/---

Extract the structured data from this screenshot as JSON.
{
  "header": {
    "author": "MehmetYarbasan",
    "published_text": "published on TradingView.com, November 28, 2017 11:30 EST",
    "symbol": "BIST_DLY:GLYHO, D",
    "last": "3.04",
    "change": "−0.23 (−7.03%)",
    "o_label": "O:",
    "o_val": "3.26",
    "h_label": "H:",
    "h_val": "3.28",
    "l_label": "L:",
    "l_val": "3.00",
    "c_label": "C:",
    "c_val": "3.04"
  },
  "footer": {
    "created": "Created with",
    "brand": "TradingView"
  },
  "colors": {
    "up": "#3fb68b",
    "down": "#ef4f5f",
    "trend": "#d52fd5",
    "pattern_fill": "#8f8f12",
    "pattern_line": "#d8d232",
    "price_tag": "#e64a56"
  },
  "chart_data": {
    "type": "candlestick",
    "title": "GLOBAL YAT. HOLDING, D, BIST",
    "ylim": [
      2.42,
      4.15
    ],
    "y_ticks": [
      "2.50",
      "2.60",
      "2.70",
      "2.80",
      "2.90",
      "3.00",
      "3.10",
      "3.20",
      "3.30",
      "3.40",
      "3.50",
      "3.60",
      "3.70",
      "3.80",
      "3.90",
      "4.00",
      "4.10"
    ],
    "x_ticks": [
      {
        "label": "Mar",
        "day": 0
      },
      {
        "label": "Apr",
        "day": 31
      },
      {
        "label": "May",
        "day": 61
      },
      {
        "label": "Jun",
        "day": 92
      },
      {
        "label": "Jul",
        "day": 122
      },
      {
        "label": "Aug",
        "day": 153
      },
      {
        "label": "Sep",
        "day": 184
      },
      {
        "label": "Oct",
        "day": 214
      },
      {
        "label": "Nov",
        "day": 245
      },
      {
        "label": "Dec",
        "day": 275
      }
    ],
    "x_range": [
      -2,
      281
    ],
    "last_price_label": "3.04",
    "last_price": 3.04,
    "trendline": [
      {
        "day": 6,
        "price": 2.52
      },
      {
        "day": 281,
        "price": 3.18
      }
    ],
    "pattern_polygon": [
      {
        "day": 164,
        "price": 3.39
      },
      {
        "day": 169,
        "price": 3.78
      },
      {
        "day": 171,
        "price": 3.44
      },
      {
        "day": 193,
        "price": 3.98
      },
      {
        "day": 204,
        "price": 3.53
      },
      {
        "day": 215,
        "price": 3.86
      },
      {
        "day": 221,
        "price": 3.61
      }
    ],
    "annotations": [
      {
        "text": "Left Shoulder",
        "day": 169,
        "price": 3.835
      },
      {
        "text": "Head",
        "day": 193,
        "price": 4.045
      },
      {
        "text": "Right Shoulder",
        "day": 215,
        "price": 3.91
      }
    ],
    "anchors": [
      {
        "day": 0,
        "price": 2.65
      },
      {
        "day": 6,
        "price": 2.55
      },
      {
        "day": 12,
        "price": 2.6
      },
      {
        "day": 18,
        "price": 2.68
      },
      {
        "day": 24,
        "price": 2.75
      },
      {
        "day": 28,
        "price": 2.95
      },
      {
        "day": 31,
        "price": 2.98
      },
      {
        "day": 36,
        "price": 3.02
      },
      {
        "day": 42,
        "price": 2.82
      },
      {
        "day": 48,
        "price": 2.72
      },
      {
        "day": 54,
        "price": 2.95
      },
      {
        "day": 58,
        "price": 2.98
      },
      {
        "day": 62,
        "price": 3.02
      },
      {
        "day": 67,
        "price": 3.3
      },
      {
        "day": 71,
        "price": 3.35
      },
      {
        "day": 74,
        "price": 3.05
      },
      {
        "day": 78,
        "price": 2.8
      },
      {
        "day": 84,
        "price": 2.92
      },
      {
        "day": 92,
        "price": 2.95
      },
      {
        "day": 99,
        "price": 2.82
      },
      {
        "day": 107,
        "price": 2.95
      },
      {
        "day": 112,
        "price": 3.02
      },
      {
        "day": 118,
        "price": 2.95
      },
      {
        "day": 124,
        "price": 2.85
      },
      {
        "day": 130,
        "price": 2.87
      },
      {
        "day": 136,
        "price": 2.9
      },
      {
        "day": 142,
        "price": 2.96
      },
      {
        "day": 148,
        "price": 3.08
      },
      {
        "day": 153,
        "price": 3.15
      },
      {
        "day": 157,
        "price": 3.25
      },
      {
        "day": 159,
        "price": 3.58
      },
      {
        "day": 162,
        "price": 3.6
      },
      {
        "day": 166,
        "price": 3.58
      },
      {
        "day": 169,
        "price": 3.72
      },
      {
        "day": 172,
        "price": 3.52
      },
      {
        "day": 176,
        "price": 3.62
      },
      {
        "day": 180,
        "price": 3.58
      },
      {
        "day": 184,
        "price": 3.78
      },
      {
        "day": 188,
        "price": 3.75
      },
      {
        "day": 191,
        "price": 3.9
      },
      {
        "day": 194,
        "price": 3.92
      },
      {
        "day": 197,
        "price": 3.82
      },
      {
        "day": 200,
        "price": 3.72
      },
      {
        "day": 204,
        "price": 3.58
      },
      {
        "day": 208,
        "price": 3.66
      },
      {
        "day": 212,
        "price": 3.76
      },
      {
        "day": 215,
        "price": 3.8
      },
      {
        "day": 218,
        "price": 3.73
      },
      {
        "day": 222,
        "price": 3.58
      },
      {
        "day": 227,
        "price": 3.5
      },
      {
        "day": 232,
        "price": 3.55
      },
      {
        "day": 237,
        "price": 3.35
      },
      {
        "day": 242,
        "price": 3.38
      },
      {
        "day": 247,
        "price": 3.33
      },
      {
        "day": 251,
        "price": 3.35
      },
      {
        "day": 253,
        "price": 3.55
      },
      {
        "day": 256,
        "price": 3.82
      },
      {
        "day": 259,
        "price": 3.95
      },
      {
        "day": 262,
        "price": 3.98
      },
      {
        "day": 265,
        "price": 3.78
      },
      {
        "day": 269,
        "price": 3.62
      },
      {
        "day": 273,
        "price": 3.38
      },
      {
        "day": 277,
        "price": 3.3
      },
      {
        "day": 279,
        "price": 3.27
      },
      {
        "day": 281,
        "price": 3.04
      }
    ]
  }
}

\---

WHAT IS EXPECTED
Each entry above needs to be retyped exactly.

WORKED ANSWER
Extract the structured data from this screenshot as JSON.
{
  "header": {
    "author": "MehmetYarbasan",
    "published_text": "published on TradingView.com, November 28, 2017 11:30 EST",
    "symbol": "BIST_DLY:GLYHO, D",
    "last": "3.04",
    "change": "−0.23 (−7.03%)",
    "o_label": "O:",
    "o_val": "3.26",
    "h_label": "H:",
    "h_val": "3.28",
    "l_label": "L:",
    "l_val": "3.00",
    "c_label": "C:",
    "c_val": "3.04"
  },
  "footer": {
    "created": "Created with",
    "brand": "TradingView"
  },
  "colors": {
    "up": "#3fb68b",
    "down": "#ef4f5f",
    "trend": "#d52fd5",
    "pattern_fill": "#8f8f12",
    "pattern_line": "#d8d232",
    "price_tag": "#e64a56"
  },
  "chart_data": {
    "type": "candlestick",
    "title": "GLOBAL YAT. HOLDING, D, BIST",
    "ylim": [
      2.42,
      4.15
    ],
    "y_ticks": [
      "2.50",
      "2.60",
      "2.70",
      "2.80",
      "2.90",
      "3.00",
      "3.10",
      "3.20",
      "3.30",
      "3.40",
      "3.50",
      "3.60",
      "3.70",
      "3.80",
      "3.90",
      "4.00",
      "4.10"
    ],
    "x_ticks": [
      {
        "label": "Mar",
        "day": 0
      },
      {
        "label": "Apr",
        "day": 31
      },
      {
        "label": "May",
        "day": 61
      },
      {
        "label": "Jun",
        "day": 92
      },
      {
        "label": "Jul",
        "day": 122
      },
      {
        "label": "Aug",
        "day": 153
      },
      {
        "label": "Sep",
        "day": 184
      },
      {
        "label": "Oct",
        "day": 214
      },
      {
        "label": "Nov",
        "day": 245
      },
      {
        "label": "Dec",
        "day": 275
      }
    ],
    "x_range": [
      -2,
      281
    ],
    "last_price_label": "3.04",
    "last_price": 3.04,
    "trendline": [
      {
        "day": 6,
        "price": 2.52
      },
      {
        "day": 281,
        "price": 3.18
      }
    ],
    "pattern_polygon": [
      {
        "day": 164,
        "price": 3.39
      },
      {
        "day": 169,
        "price": 3.78
      },
      {
        "day": 171,
        "price": 3.44
      },
      {
        "day": 193,
        "price": 3.98
      },
      {
        "day": 204,
        "price": 3.53
      },
      {
        "day": 215,
        "price": 3.86
      },
      {
        "day": 221,
        "price": 3.61
      }
    ],
    "annotations": [
      {
        "text": "Left Shoulder",
        "day": 169,
        "price": 3.835
      },
      {
        "text": "Head",
        "day": 193,
        "price": 4.045
      },
      {
        "text": "Right Shoulder",
        "day": 215,
        "price": 3.91
      }
    ],
    "anchors": [
      {
        "day": 0,
        "price": 2.65
      },
      {
        "day": 6,
        "price": 2.55
      },
      {
        "day": 12,
        "price": 2.6
      },
      {
        "day": 18,
        "price": 2.68
      },
      {
        "day": 24,
        "price": 2.75
      },
      {
        "day": 28,
        "price": 2.95
      },
      {
        "day": 31,
        "price": 2.98
      },
      {
        "day": 36,
        "price": 3.02
      },
      {
        "day": 42,
        "price": 2.82
      },
      {
        "day": 48,
        "price": 2.72
      },
      {
        "day": 54,
        "price": 2.95
      },
      {
        "day": 58,
        "price": 2.98
      },
      {
        "day": 62,
        "price": 3.02
      },
      {
        "day": 67,
        "price": 3.3
      },
      {
        "day": 71,
        "price": 3.35
      },
      {
        "day": 74,
        "price": 3.05
      },
      {
        "day": 78,
        "price": 2.8
      },
      {
        "day": 84,
        "price": 2.92
      },
      {
        "day": 92,
        "price": 2.95
      },
      {
        "day": 99,
        "price": 2.82
      },
      {
        "day": 107,
        "price": 2.95
      },
      {
        "day": 112,
        "price": 3.02
      },
      {
        "day": 118,
        "price": 2.95
      },
      {
        "day": 124,
        "price": 2.85
      },
      {
        "day": 130,
        "price": 2.87
      },
      {
        "day": 136,
        "price": 2.9
      },
      {
        "day": 142,
        "price": 2.96
      },
      {
        "day": 148,
        "price": 3.08
      },
      {
        "day": 153,
        "price": 3.15
      },
      {
        "day": 157,
        "price": 3.25
      },
      {
        "day": 159,
        "price": 3.58
      },
      {
        "day": 162,
        "price": 3.6
      },
      {
        "day": 166,
        "price": 3.58
      },
      {
        "day": 169,
        "price": 3.72
      },
      {
        "day": 172,
        "price": 3.52
      },
      {
        "day": 176,
        "price": 3.62
      },
      {
        "day": 180,
        "price": 3.58
      },
      {
        "day": 184,
        "price": 3.78
      },
      {
        "day": 188,
        "price": 3.75
      },
      {
        "day": 191,
        "price": 3.9
      },
      {
        "day": 194,
        "price": 3.92
      },
      {
        "day": 197,
        "price": 3.82
      },
      {
        "day": 200,
        "price": 3.72
      },
      {
        "day": 204,
        "price": 3.58
      },
      {
        "day": 208,
        "price": 3.66
      },
      {
        "day": 212,
        "price": 3.76
      },
      {
        "day": 215,
        "price": 3.8
      },
      {
        "day": 218,
        "price": 3.73
      },
      {
        "day": 222,
        "price": 3.58
      },
      {
        "day": 227,
        "price": 3.5
      },
      {
        "day": 232,
        "price": 3.55
      },
      {
        "day": 237,
        "price": 3.35
      },
      {
        "day": 242,
        "price": 3.38
      },
      {
        "day": 247,
        "price": 3.33
      },
      {
        "day": 251,
        "price": 3.35
      },
      {
        "day": 253,
        "price": 3.55
      },
      {
        "day": 256,
        "price": 3.82
      },
      {
        "day": 259,
        "price": 3.95
      },
      {
        "day": 262,
        "price": 3.98
      },
      {
        "day": 265,
        "price": 3.78
      },
      {
        "day": 269,
        "price": 3.62
      },
      {
        "day": 273,
        "price": 3.38
      },
      {
        "day": 277,
        "price": 3.3
      },
      {
        "day": 279,
        "price": 3.27
      },
      {
        "day": 281,
        "price": 3.04
      }
    ]
  }
}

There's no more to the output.